**Aim:** Copy each line holding the string "Dashboard".

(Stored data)
----------------------------------------

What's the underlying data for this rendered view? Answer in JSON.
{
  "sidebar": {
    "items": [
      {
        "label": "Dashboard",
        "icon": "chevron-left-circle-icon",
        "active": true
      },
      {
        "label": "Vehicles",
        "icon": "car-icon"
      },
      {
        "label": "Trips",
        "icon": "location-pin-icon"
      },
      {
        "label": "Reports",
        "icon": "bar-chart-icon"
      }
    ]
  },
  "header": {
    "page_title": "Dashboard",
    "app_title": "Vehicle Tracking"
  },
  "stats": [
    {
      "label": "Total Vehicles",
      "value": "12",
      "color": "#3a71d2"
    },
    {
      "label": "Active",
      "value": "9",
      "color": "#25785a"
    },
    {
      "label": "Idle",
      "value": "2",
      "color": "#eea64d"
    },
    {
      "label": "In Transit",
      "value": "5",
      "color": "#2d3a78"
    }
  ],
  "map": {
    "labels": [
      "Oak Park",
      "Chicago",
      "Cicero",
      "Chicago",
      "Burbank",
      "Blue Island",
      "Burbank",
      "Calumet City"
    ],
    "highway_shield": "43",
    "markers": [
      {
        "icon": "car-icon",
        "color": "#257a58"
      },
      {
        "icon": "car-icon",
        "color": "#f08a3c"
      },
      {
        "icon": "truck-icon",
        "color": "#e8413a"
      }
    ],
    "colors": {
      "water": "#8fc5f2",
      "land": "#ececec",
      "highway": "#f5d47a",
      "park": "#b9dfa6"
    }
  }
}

----------------------------------------

**Written answer:**
        "label": "Dashboard",
    "page_title": "Dashboard",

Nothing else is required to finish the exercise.